**Given records**
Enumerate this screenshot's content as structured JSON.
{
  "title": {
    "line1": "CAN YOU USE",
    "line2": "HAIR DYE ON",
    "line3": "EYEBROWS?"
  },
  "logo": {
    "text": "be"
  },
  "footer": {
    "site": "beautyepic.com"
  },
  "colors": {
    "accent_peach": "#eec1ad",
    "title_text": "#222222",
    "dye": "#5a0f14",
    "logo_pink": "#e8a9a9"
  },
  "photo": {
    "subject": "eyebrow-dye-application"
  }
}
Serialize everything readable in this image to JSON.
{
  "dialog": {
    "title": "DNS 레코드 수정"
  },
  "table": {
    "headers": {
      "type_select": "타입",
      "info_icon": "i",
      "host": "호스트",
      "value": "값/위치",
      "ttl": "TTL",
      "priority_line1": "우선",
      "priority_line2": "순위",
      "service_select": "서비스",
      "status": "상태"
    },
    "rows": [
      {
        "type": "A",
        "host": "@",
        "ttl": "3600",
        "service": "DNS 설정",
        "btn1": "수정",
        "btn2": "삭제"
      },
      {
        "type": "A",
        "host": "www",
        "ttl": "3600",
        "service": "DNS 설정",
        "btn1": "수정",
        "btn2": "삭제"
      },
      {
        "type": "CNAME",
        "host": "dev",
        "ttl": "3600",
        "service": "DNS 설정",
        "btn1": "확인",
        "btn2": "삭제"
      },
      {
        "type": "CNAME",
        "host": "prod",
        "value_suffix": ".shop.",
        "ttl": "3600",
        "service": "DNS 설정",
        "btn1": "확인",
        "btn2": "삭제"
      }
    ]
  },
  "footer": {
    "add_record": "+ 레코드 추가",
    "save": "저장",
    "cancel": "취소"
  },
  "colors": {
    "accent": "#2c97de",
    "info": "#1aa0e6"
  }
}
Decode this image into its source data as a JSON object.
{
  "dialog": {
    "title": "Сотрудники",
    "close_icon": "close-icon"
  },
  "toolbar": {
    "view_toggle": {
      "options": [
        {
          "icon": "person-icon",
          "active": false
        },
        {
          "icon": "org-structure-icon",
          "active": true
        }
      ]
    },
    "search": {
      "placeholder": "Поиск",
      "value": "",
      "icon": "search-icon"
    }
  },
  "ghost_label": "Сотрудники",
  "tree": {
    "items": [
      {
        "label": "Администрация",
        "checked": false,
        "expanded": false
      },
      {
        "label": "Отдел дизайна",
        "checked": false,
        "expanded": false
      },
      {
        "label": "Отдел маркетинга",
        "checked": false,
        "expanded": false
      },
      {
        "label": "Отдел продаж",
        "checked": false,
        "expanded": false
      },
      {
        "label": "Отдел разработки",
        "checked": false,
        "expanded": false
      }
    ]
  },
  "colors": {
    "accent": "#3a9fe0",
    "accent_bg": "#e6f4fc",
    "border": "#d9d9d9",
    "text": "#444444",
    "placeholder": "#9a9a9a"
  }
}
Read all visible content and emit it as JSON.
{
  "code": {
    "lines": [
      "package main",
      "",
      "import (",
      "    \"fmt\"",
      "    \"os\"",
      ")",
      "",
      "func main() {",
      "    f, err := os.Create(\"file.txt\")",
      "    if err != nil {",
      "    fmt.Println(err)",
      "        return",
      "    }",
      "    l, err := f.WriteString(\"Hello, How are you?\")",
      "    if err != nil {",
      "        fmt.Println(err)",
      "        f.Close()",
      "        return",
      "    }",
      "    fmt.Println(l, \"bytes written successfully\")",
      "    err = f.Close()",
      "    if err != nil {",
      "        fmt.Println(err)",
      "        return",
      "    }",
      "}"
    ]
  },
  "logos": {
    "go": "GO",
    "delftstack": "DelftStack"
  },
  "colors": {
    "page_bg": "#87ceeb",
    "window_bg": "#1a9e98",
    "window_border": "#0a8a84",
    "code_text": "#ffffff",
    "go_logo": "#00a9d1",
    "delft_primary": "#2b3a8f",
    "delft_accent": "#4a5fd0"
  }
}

**Exercise brief**
Pull out all lines from the entries above in which the word "content" appears.

**Solution**
Enumerate this screenshot's content as structured JSON.
Read all visible content and emit it as JSON.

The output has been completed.